### WHAT IS NEEDED:
Search the material and gather each line with "untuk" in it.

### ENTRIES:
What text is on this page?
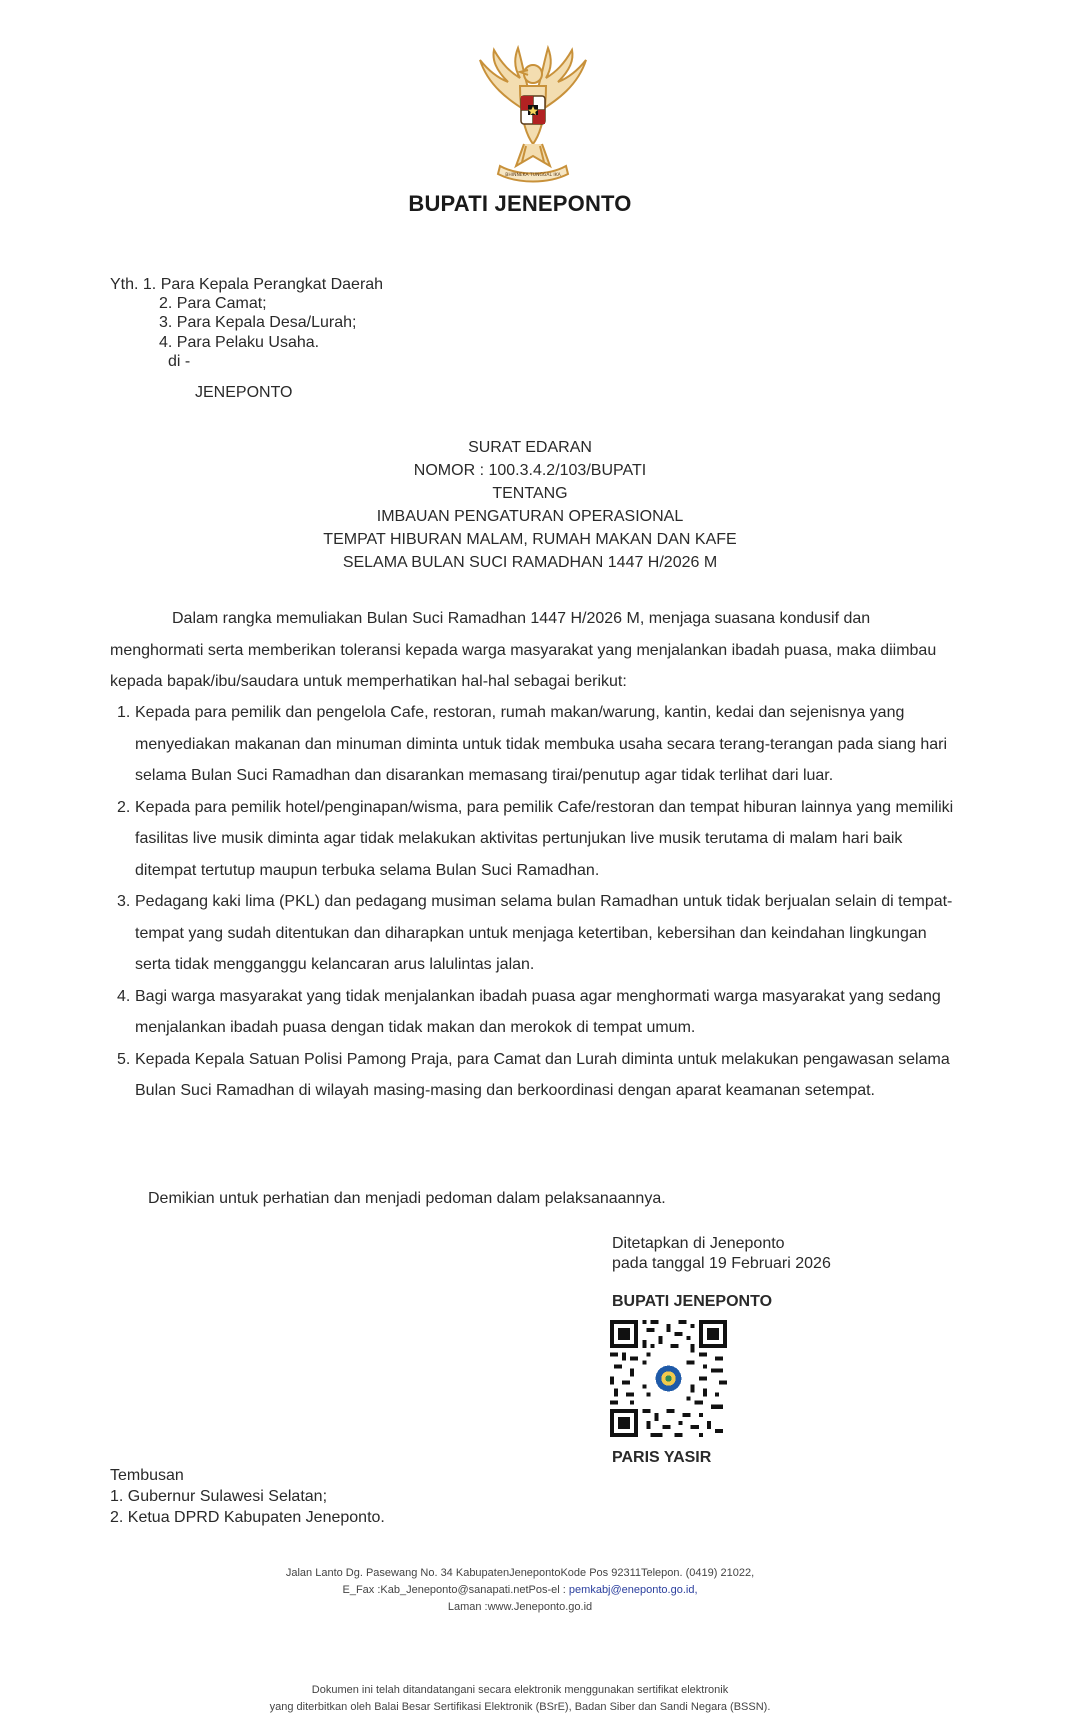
BHINNEKA TUNGGAL IKA
BUPATI JENEPONTO
Yth. 1. Para Kepala Perangkat Daerah
2. Para Camat;
3. Para Kepala Desa/Lurah;
4. Para Pelaku Usaha.
di -
JENEPONTO
SURAT EDARAN
NOMOR : 100.3.4.2/103/BUPATI
TENTANG
IMBAUAN PENGATURAN OPERASIONAL
TEMPAT HIBURAN MALAM, RUMAH MAKAN DAN KAFE
SELAMA BULAN SUCI RAMADHAN 1447 H/2026 M
Dalam rangka memuliakan Bulan Suci Ramadhan 1447 H/2026 M, menjaga suasana kondusif dan menghormati serta memberikan toleransi kepada warga masyarakat yang menjalankan ibadah puasa, maka diimbau kepada bapak/ibu/saudara untuk memperhatikan hal-hal sebagai berikut:
1. Kepada para pemilik dan pengelola Cafe, restoran, rumah makan/warung, kantin, kedai dan sejenisnya yang menyediakan makanan dan minuman diminta untuk tidak membuka usaha secara terang-terangan pada siang hari selama Bulan Suci Ramadhan dan disarankan memasang tirai/penutup agar tidak terlihat dari luar.
2. Kepada para pemilik hotel/penginapan/wisma, para pemilik Cafe/restoran dan tempat hiburan lainnya yang memiliki fasilitas live musik diminta agar tidak melakukan aktivitas pertunjukan live musik terutama di malam hari baik ditempat tertutup maupun terbuka selama Bulan Suci Ramadhan.
3. Pedagang kaki lima (PKL) dan pedagang musiman selama bulan Ramadhan untuk tidak berjualan selain di tempat-tempat yang sudah ditentukan dan diharapkan untuk menjaga ketertiban, kebersihan dan keindahan lingkungan serta tidak mengganggu kelancaran arus lalulintas jalan.
4. Bagi warga masyarakat yang tidak menjalankan ibadah puasa agar menghormati warga masyarakat yang sedang menjalankan ibadah puasa dengan tidak makan dan merokok di tempat umum.
5. Kepada Kepala Satuan Polisi Pamong Praja, para Camat dan Lurah diminta untuk melakukan pengawasan selama Bulan Suci Ramadhan di wilayah masing-masing dan berkoordinasi dengan aparat keamanan setempat.
Demikian untuk perhatian dan menjadi pedoman dalam pelaksanaannya.
Ditetapkan di Jeneponto
pada tanggal 19 Februari 2026
BUPATI JENEPONTO
PARIS YASIR
Tembusan
1. Gubernur Sulawesi Selatan;
2. Ketua DPRD Kabupaten Jeneponto.
Jalan Lanto Dg. Pasewang No. 34 KabupatenJenepontoKode Pos 92311Telepon. (0419) 21022,
E_Fax :Kab_Jeneponto@sanapati.netPos-el : pemkabj@eneponto.go.id,
Laman :www.Jeneponto.go.id
Dokumen ini telah ditandatangani secara elektronik menggunakan sertifikat elektronik
yang diterbitkan oleh Balai Besar Sertifikasi Elektronik (BSrE), Badan Siber dan Sandi Negara (BSSN).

### WORKED SOLUTION:
Dalam rangka memuliakan Bulan Suci Ramadhan 1447 H/2026 M, menjaga suasana kondusif dan menghormati serta memberikan toleransi kepada warga masyarakat yang menjalankan ibadah puasa, maka diimbau kepada bapak/ibu/saudara untuk memperhatikan hal-hal sebagai berikut:
1. Kepada para pemilik dan pengelola Cafe, restoran, rumah makan/warung, kantin, kedai dan sejenisnya yang menyediakan makanan dan minuman diminta untuk tidak membuka usaha secara terang-terangan pada siang hari selama Bulan Suci Ramadhan dan disarankan memasang tirai/penutup agar tidak terlihat dari luar.
3. Pedagang kaki lima (PKL) dan pedagang musiman selama bulan Ramadhan untuk tidak berjualan selain di tempat-tempat yang sudah ditentukan dan diharapkan untuk menjaga ketertiban, kebersihan dan keindahan lingkungan serta tidak mengganggu kelancaran arus lalulintas jalan.
5. Kepada Kepala Satuan Polisi Pamong Praja, para Camat dan Lurah diminta untuk melakukan pengawasan selama Bulan Suci Ramadhan di wilayah masing-masing dan berkoordinasi dengan aparat keamanan setempat.
Demikian untuk perhatian dan menjadi pedoman dalam pelaksanaannya.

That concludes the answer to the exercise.